● Given entries
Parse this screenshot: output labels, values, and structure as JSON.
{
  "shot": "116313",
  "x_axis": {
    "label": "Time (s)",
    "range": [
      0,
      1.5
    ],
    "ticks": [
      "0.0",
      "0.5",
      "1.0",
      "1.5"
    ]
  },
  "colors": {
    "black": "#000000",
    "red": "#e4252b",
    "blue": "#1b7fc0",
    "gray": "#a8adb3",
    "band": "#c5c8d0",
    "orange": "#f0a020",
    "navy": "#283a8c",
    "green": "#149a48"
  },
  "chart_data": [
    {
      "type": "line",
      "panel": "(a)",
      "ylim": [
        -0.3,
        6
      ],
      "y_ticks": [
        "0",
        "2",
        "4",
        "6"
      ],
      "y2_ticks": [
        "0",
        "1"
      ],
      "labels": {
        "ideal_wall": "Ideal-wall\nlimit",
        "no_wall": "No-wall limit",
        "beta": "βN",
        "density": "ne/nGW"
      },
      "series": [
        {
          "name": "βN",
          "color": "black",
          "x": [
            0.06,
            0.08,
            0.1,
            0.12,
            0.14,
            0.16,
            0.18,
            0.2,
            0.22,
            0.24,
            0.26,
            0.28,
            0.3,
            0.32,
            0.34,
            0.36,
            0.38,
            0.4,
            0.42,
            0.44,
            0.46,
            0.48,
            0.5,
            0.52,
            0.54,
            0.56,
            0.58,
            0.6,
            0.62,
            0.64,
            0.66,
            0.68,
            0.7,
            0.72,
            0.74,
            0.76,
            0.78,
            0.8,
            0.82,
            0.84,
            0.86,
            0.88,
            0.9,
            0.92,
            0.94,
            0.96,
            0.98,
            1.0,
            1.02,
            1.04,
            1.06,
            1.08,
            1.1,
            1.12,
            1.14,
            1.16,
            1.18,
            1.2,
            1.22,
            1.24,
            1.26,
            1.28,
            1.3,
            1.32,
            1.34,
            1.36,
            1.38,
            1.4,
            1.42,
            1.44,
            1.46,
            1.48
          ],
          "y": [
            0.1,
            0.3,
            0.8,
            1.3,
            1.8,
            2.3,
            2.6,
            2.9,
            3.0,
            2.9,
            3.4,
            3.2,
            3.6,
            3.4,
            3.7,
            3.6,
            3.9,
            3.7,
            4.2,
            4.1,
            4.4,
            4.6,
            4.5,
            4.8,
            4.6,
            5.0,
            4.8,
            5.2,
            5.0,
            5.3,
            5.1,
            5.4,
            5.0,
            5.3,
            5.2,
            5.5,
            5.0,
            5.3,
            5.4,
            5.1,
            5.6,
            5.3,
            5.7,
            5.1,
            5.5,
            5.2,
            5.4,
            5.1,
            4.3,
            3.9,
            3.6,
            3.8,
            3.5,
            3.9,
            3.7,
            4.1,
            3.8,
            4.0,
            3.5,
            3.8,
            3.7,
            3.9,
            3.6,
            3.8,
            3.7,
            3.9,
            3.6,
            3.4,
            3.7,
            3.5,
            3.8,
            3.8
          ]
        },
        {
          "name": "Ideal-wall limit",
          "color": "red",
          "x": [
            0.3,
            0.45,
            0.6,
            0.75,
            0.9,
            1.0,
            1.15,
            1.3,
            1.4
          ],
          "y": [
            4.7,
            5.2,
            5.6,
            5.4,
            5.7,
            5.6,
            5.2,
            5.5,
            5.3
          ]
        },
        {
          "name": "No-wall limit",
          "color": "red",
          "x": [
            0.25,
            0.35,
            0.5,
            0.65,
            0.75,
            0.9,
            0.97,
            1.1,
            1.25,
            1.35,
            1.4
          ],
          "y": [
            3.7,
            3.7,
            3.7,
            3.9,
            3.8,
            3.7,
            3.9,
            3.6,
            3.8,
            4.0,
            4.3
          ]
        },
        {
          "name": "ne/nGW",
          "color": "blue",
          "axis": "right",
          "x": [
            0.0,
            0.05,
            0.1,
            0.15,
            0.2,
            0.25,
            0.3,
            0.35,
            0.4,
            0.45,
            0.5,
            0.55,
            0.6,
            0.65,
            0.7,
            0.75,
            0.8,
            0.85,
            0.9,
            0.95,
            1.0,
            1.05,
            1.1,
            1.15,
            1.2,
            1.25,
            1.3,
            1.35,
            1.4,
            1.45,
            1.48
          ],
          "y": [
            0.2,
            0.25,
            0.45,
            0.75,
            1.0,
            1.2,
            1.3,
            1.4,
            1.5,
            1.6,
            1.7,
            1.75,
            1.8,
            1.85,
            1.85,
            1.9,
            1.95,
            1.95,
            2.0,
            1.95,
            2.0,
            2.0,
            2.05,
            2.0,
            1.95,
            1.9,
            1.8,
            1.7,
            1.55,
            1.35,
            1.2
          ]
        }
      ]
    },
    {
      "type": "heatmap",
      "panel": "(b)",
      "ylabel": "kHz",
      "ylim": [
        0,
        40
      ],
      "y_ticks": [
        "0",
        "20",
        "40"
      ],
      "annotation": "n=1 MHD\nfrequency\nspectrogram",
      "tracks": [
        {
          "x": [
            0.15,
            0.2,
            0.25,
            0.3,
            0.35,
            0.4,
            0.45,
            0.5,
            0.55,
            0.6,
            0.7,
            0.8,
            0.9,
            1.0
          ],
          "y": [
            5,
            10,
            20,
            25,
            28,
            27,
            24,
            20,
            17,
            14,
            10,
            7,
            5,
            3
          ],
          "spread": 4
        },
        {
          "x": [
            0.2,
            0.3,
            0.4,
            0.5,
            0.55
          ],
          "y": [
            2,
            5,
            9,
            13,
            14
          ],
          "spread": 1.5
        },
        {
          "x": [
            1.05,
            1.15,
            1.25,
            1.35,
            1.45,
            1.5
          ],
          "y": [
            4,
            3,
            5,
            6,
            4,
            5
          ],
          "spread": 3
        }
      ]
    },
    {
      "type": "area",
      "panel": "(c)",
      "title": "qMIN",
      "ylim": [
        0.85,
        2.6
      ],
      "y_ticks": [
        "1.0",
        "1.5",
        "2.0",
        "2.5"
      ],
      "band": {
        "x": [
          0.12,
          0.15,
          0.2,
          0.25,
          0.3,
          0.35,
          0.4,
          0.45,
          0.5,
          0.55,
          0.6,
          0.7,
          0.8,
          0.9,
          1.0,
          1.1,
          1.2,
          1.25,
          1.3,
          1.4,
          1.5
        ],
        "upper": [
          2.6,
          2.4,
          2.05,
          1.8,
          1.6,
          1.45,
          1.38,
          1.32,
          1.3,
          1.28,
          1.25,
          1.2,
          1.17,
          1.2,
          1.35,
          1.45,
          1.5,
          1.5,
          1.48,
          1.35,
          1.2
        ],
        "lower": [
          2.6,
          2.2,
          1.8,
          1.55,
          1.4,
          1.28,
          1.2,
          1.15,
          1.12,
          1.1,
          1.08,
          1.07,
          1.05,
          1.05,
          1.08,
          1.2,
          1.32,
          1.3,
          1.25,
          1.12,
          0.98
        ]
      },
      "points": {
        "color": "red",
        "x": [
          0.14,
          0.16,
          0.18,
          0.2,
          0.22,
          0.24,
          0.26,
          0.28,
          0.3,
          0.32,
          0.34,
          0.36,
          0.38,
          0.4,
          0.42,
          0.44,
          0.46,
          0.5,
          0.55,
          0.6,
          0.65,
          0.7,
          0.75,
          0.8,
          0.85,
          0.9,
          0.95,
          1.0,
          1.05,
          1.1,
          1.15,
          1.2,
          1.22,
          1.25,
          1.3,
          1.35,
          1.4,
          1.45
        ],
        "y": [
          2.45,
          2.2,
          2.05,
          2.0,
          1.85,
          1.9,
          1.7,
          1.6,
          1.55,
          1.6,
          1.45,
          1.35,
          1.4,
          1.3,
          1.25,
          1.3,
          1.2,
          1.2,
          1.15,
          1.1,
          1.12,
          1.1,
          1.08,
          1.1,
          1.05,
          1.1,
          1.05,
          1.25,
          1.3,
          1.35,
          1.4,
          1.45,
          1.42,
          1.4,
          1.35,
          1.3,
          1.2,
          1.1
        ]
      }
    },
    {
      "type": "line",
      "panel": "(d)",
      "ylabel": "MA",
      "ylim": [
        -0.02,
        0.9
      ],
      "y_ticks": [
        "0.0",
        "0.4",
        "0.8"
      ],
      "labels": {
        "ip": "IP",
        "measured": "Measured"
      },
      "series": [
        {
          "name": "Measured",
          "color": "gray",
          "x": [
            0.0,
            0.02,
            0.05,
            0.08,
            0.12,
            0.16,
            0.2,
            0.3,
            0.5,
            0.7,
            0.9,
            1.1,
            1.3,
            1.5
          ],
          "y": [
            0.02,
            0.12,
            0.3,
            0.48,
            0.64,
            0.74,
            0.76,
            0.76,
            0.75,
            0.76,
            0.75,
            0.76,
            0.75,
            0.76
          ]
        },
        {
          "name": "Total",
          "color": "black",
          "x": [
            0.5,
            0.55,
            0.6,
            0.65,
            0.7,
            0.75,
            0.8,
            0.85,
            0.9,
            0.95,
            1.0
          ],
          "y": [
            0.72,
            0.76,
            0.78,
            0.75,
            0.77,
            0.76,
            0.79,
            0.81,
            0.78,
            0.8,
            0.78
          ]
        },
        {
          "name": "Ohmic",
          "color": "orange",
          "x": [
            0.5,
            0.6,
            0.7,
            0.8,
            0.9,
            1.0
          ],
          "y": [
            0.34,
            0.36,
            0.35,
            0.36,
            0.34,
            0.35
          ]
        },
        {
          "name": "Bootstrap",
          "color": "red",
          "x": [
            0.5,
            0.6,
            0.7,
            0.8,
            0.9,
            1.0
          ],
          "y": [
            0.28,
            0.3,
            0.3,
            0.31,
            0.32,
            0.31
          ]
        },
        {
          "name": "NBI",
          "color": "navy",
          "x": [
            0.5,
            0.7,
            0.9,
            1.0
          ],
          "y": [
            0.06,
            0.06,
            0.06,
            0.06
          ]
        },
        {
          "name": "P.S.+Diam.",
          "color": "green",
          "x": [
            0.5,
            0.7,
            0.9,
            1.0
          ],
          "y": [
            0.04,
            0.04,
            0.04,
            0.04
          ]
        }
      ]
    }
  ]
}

● The problem
Collect every line from the records above that contains the word "wall".

● Exercise solution
        "ideal_wall": "Ideal-wall\nlimit",
        "no_wall": "No-wall limit",
          "name": "Ideal-wall limit",
          "name": "No-wall limit",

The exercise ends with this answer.